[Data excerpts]

★ ★ ★

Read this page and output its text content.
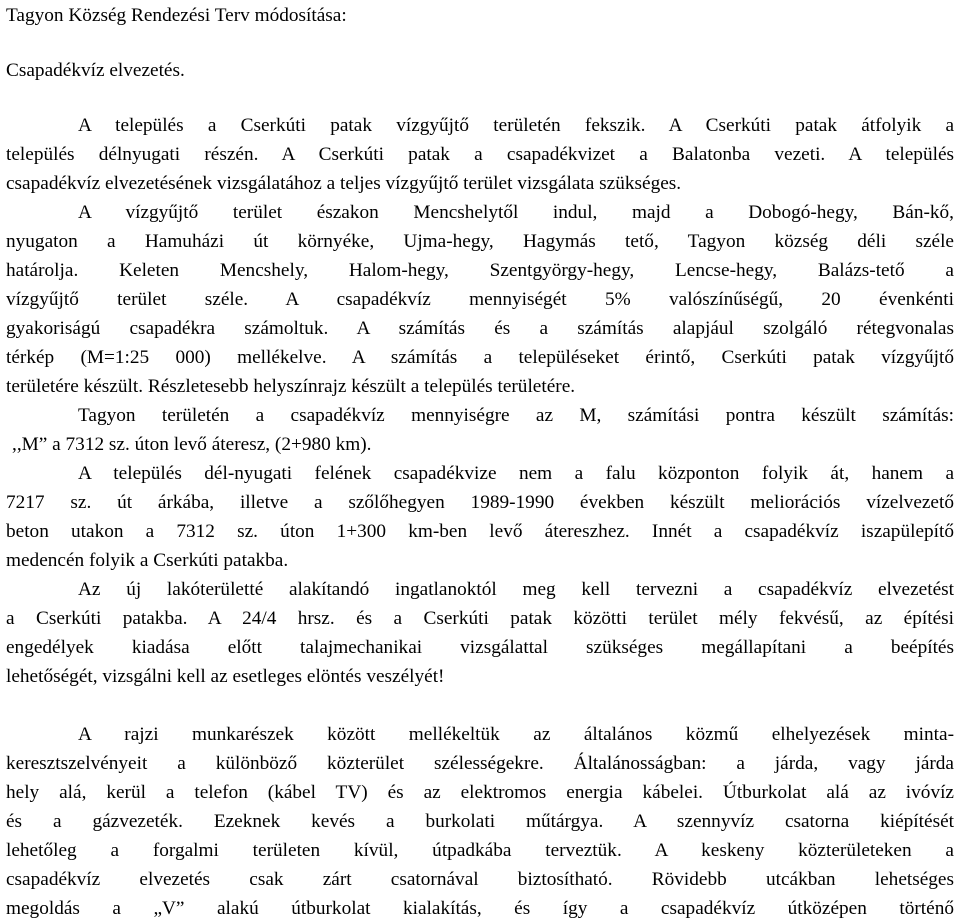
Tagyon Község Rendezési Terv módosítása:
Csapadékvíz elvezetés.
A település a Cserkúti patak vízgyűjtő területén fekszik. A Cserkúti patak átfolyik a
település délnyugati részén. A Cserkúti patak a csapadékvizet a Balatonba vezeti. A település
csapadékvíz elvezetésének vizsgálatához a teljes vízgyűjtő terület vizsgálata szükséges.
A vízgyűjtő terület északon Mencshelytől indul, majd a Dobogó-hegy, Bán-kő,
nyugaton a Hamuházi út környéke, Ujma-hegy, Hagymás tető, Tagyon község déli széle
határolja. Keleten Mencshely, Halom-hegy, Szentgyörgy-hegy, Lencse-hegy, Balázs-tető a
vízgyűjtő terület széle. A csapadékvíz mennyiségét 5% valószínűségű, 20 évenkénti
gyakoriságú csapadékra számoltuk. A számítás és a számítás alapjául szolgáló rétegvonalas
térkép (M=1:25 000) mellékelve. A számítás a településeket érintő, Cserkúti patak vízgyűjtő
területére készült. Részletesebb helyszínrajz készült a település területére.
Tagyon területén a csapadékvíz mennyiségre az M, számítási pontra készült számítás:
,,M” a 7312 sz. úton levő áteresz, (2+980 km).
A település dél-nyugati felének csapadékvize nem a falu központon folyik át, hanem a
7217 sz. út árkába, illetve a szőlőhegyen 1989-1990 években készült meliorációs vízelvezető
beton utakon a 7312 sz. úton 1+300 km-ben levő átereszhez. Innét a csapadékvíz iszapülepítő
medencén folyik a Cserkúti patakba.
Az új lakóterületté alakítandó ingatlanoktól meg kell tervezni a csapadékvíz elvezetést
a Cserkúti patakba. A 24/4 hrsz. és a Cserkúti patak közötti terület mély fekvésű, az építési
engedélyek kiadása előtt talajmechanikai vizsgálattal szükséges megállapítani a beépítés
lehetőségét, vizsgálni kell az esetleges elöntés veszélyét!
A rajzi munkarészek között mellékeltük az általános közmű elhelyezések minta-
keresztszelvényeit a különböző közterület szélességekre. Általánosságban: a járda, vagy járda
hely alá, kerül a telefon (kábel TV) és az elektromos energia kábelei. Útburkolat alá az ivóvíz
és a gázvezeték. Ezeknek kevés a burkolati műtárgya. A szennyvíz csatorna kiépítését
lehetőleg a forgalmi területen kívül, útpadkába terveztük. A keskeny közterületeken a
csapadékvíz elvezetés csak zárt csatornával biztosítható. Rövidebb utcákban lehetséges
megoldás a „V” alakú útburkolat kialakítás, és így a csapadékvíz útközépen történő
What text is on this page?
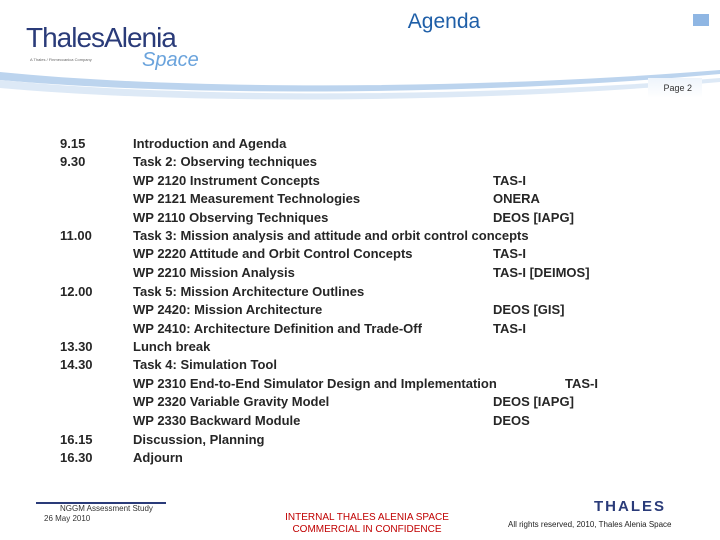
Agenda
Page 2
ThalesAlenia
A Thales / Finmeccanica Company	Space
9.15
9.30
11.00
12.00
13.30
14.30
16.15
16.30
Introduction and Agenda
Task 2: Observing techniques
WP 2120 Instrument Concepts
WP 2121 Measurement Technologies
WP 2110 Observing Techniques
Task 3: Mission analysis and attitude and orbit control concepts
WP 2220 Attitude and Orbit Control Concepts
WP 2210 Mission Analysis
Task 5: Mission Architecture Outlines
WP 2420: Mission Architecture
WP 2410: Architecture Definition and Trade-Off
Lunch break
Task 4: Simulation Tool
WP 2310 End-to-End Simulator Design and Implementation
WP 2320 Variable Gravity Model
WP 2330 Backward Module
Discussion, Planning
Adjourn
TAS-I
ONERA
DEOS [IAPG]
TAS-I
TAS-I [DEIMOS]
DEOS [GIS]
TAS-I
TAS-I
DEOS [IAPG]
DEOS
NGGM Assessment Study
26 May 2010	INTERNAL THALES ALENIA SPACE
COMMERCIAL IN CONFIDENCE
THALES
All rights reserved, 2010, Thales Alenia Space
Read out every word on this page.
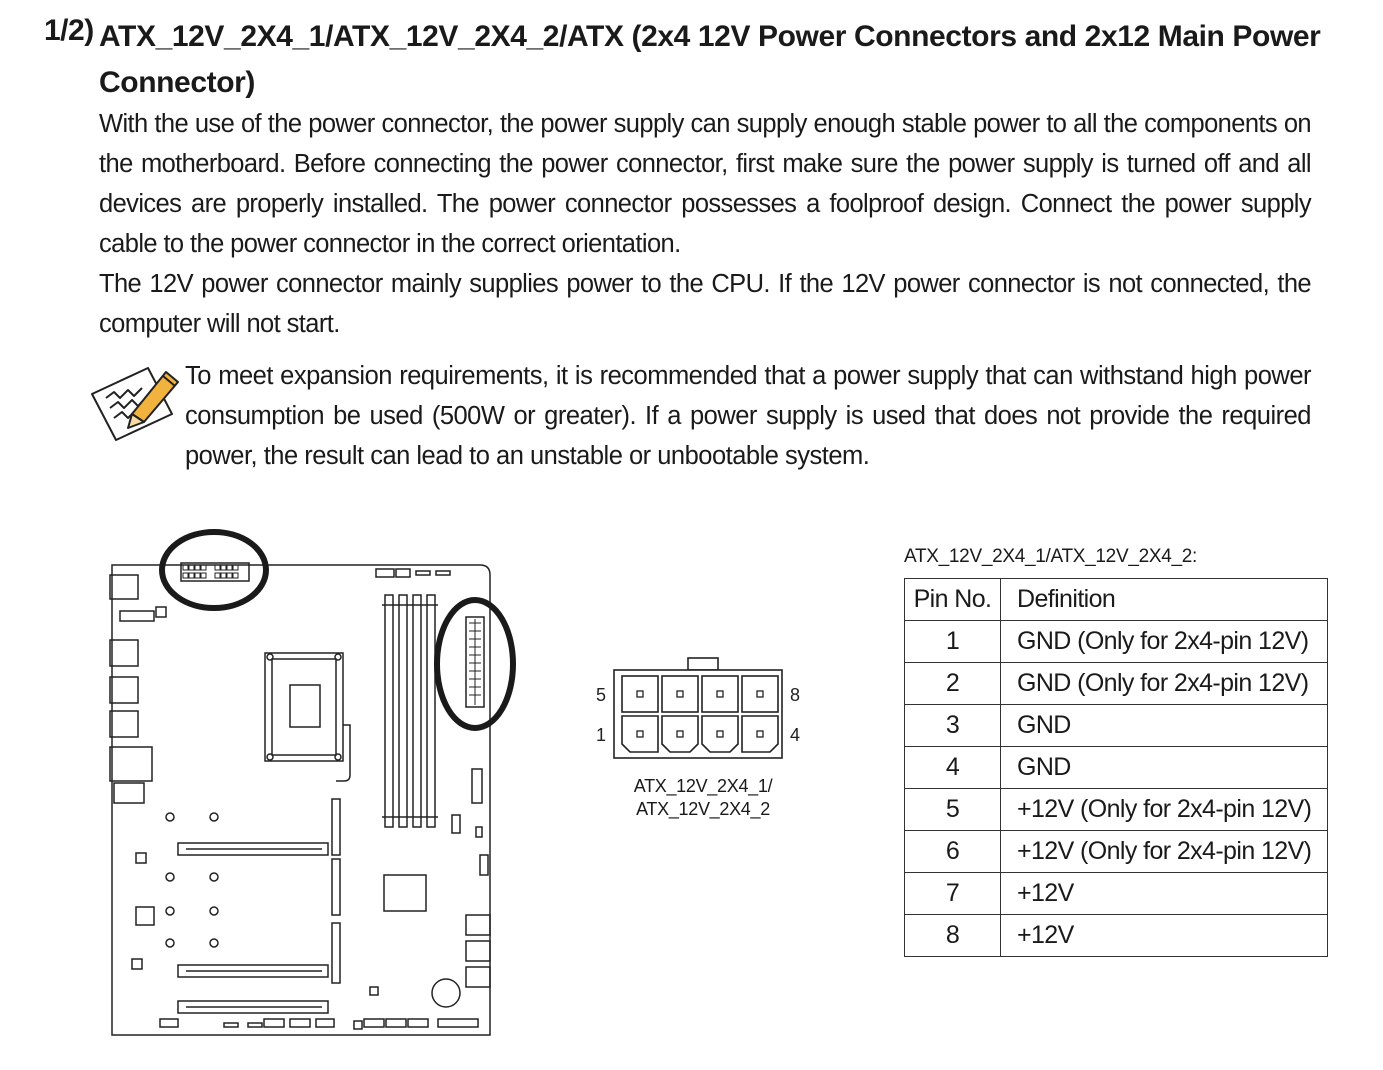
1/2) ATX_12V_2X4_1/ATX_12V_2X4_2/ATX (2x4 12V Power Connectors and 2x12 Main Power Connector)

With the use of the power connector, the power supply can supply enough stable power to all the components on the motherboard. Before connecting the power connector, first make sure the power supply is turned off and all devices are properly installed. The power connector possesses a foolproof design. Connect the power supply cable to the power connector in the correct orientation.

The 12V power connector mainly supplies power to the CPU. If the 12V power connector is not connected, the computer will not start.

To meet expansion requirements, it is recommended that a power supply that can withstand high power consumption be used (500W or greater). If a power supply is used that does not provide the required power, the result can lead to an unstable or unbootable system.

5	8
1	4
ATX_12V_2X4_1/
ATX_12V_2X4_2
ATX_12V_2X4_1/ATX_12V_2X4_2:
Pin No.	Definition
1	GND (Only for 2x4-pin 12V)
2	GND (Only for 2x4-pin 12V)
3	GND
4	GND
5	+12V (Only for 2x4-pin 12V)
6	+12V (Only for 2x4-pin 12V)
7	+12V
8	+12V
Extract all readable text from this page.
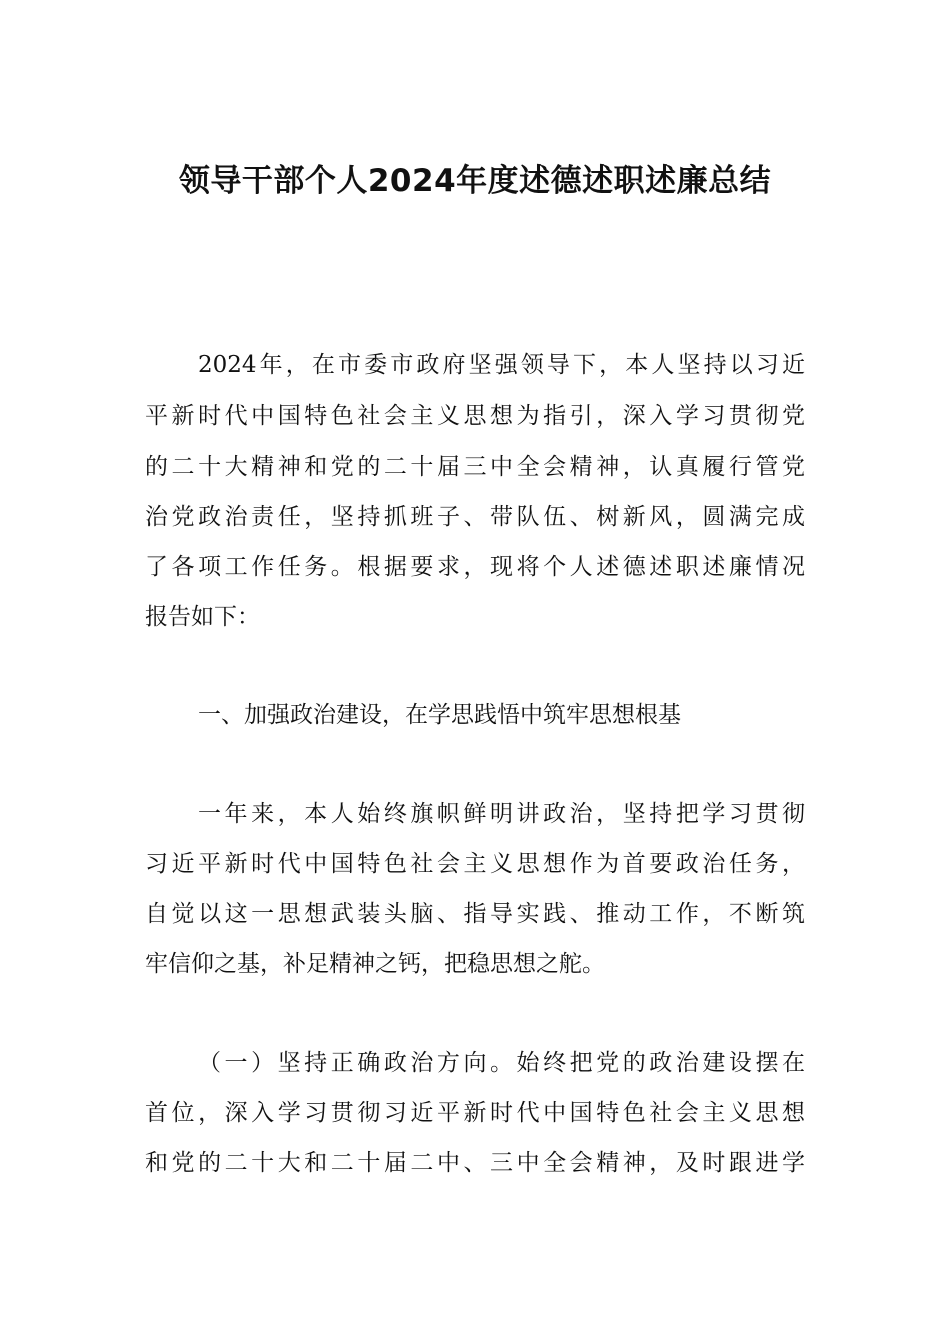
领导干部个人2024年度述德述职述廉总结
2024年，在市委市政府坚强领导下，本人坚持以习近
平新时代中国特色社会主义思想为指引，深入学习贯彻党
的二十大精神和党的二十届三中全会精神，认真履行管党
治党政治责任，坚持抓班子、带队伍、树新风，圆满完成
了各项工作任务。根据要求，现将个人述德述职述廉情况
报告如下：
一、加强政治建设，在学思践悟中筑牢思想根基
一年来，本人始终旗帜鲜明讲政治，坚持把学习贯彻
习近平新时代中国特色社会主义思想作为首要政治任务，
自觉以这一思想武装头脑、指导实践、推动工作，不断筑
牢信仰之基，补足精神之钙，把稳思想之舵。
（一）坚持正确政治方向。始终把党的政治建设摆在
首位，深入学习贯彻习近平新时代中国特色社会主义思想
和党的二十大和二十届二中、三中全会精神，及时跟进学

★ ★ ★

• **YOUR TASK**
Tally the lines above containing "kell". Answer with the count only.

• **RESULT OF THIS TASK**
2